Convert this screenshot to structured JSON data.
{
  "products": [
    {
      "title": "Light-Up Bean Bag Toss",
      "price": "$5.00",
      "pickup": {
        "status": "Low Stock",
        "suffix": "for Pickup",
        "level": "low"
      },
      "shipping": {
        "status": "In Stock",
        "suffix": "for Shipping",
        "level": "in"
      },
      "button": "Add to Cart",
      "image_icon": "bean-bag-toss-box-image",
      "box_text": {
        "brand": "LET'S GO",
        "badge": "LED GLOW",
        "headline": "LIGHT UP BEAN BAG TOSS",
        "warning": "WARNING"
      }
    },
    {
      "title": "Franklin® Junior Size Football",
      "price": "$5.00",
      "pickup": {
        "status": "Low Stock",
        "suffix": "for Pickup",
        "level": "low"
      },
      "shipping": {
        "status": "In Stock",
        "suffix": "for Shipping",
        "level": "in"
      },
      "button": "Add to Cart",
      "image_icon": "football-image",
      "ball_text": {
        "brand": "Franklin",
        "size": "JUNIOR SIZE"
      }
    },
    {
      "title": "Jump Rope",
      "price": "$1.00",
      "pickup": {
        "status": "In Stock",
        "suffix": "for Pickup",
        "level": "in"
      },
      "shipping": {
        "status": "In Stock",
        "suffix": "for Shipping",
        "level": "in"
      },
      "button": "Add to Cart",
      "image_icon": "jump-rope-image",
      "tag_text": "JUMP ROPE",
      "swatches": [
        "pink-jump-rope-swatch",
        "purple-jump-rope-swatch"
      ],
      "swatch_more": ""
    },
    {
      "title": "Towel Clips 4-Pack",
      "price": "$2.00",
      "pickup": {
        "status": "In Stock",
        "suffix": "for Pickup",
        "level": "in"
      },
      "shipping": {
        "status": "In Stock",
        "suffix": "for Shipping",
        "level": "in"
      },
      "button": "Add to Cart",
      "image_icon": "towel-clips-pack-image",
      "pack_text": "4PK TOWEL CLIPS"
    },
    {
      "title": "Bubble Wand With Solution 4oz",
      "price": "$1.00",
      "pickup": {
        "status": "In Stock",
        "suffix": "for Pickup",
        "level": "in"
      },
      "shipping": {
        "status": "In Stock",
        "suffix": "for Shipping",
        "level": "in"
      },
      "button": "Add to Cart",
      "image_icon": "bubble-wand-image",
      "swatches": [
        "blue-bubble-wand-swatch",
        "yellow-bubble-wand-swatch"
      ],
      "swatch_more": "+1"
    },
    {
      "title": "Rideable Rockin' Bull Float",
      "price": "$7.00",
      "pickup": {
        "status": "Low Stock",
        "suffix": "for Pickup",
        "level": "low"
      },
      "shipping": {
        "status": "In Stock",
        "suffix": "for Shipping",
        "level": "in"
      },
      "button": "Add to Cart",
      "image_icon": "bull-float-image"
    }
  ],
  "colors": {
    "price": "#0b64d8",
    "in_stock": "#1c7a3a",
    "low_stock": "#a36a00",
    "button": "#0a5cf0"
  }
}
━━━━
Given instruction: Would you restate each of the entries word for word?

Task response:
Convert this screenshot to structured JSON data.
{
  "products": [
    {
      "title": "Light-Up Bean Bag Toss",
      "price": "$5.00",
      "pickup": {
        "status": "Low Stock",
        "suffix": "for Pickup",
        "level": "low"
      },
      "shipping": {
        "status": "In Stock",
        "suffix": "for Shipping",
        "level": "in"
      },
      "button": "Add to Cart",
      "image_icon": "bean-bag-toss-box-image",
      "box_text": {
        "brand": "LET'S GO",
        "badge": "LED GLOW",
        "headline": "LIGHT UP BEAN BAG TOSS",
        "warning": "WARNING"
      }
    },
    {
      "title": "Franklin® Junior Size Football",
      "price": "$5.00",
      "pickup": {
        "status": "Low Stock",
        "suffix": "for Pickup",
        "level": "low"
      },
      "shipping": {
        "status": "In Stock",
        "suffix": "for Shipping",
        "level": "in"
      },
      "button": "Add to Cart",
      "image_icon": "football-image",
      "ball_text": {
        "brand": "Franklin",
        "size": "JUNIOR SIZE"
      }
    },
    {
      "title": "Jump Rope",
      "price": "$1.00",
      "pickup": {
        "status": "In Stock",
        "suffix": "for Pickup",
        "level": "in"
      },
      "shipping": {
        "status": "In Stock",
        "suffix": "for Shipping",
        "level": "in"
      },
      "button": "Add to Cart",
      "image_icon": "jump-rope-image",
      "tag_text": "JUMP ROPE",
      "swatches": [
        "pink-jump-rope-swatch",
        "purple-jump-rope-swatch"
      ],
      "swatch_more": ""
    },
    {
      "title": "Towel Clips 4-Pack",
      "price": "$2.00",
      "pickup": {
        "status": "In Stock",
        "suffix": "for Pickup",
        "level": "in"
      },
      "shipping": {
        "status": "In Stock",
        "suffix": "for Shipping",
        "level": "in"
      },
      "button": "Add to Cart",
      "image_icon": "towel-clips-pack-image",
      "pack_text": "4PK TOWEL CLIPS"
    },
    {
      "title": "Bubble Wand With Solution 4oz",
      "price": "$1.00",
      "pickup": {
        "status": "In Stock",
        "suffix": "for Pickup",
        "level": "in"
      },
      "shipping": {
        "status": "In Stock",
        "suffix": "for Shipping",
        "level": "in"
      },
      "button": "Add to Cart",
      "image_icon": "bubble-wand-image",
      "swatches": [
        "blue-bubble-wand-swatch",
        "yellow-bubble-wand-swatch"
      ],
      "swatch_more": "+1"
    },
    {
      "title": "Rideable Rockin' Bull Float",
      "price": "$7.00",
      "pickup": {
        "status": "Low Stock",
        "suffix": "for Pickup",
        "level": "low"
      },
      "shipping": {
        "status": "In Stock",
        "suffix": "for Shipping",
        "level": "in"
      },
      "button": "Add to Cart",
      "image_icon": "bull-float-image"
    }
  ],
  "colors": {
    "price": "#0b64d8",
    "in_stock": "#1c7a3a",
    "low_stock": "#a36a00",
    "button": "#0a5cf0"
  }
}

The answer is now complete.